This repository contains the source code for the paper titled More Efficient Randomized Exploration for Reinforcement Learning via Approximate Sampling.
- Python: >= 3.8
- Tianshou: ==0.4.10
- Envpool: ==0.6.6
- Additional dependencies can be found in
requirements.txt
.
Hyperparameters and grid search parameters are organized within a configuration file located in the configs
folder. To initiate an experiment, select a configuration index to generate a corresponding dictionary. This dictionary defines the specific experiment setup. All outputs, including logs, are stored within the logs
folder. For detailed instructions, refer to the provided source code.
To launch an experiment using the configuration file atari8_fg_aULMC.json
with the index 1
, execute:
python main.py --config_file ./configs/atari8_fg_aULMC.json --config_idx 1
To identify the total number of parameter combinations for a given configuration (for instance, atari8_fg_aULMC.json
), run:
python utils/sweeper.py
This command outputs the total combinations:
Number of total combinations in atari8_fg_aULMC.json: 1728
To systematically explore each combination (indices 1 to 144), you could utilize a bash script:
for index in {1..144}
do
python main.py --config_file ./configs/atari8_fg_aULMC.json --config_idx $index
done
For handling a large batch of experiments, GNU Parallel is recommended for job scheduling:
parallel --eta --ungroup python main.py --config_file ./configs/atari8_fg_aULMC.json --config_idx {1} ::: $(seq 1 1728)

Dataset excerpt

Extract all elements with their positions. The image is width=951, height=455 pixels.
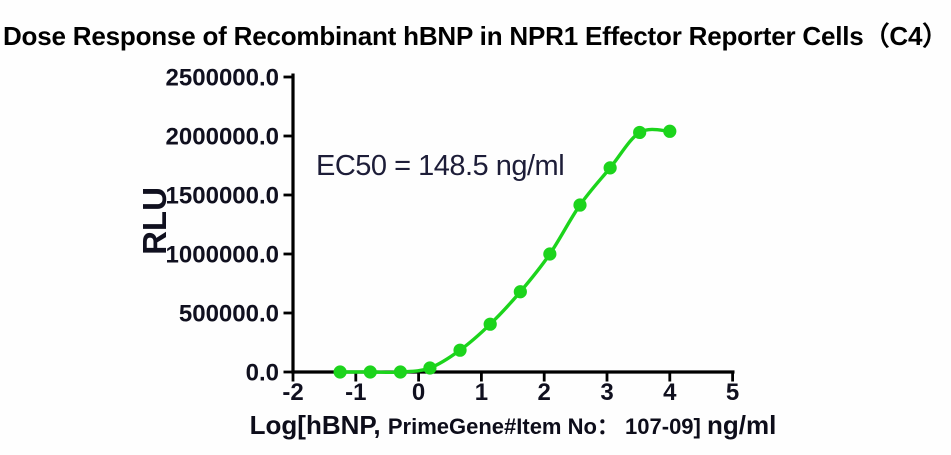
x-tick-label: 1: [475, 379, 488, 406]
data-point-marker: [573, 198, 587, 212]
data-point-marker: [483, 317, 497, 331]
data-point-marker: [663, 124, 677, 138]
data-point-marker: [453, 343, 467, 357]
y-tick-label: 500000.0: [179, 301, 279, 328]
data-point-marker: [333, 365, 347, 379]
dose-response-curve: [338, 127, 672, 374]
data-point-marker: [393, 365, 407, 379]
y-tick-label: 0.0: [246, 360, 279, 387]
x-tick-label: 2: [538, 379, 551, 406]
x-tick-label: 4: [663, 379, 677, 406]
data-point-marker: [513, 285, 527, 299]
y-tick-label: 1000000.0: [166, 242, 279, 269]
y-tick-label: 1500000.0: [166, 183, 279, 210]
chart-title: Dose Response of Recombinant hBNP in NPR…: [2, 21, 948, 51]
data-point-marker: [423, 361, 437, 375]
x-tick-label: -2: [282, 379, 303, 406]
ec50-annotation: EC50 = 148.5 ng/ml: [316, 150, 565, 182]
x-axis-label: Log[hBNP, PrimeGene#Item No： 107-09] ng/…: [250, 409, 777, 441]
x-tick-label: 3: [600, 379, 613, 406]
y-tick-label: 2000000.0: [166, 124, 279, 151]
x-tick-label: 5: [726, 379, 739, 406]
data-point-marker: [603, 161, 617, 175]
x-axis-label-part-2: PrimeGene#Item No： 107-09]: [387, 414, 707, 439]
data-point-marker: [633, 125, 647, 140]
x-axis-label-part-1: Log[hBNP,: [249, 410, 388, 440]
data-point-marker: [363, 365, 377, 379]
y-tick-label: 2500000.0: [166, 65, 279, 92]
x-axis-label-part-3: ng/ml: [706, 410, 777, 440]
x-tick-label: 0: [412, 379, 425, 406]
data-point-marker: [543, 247, 557, 261]
x-tick-label: -1: [345, 379, 366, 406]
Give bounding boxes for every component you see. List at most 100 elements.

## PARTS OF THE EXERCISE
A. Using the README, decide whether each statement agrees with it. For each, answer yes or no and quote the words of the README that settle it.
(i) Logs are saved in the configs folder.
(ii) The required Tianshou version is 0.4.10.
(iii) GNU Parallel is suggested for scheduling jobs.
B. Answer these questions from the README, one per line.
(i) What is the lowest Python version allowed?
(ii) Where are the hyperparameters and grid search parameters kept?
(iii) Which script reports the total number of parameter combinations for a configuration?

## RESPONSES BY TASK
A.
(i) No: "All outputs, including logs, are stored within the logs"
(ii) Yes: "Tianshou: ==0.4.10"
(iii) Yes: "GNU Parallel is recommended for job scheduling"

B.
(i) 3.8
(ii) In a configuration file in the configs folder
(iii) utils/sweeper.py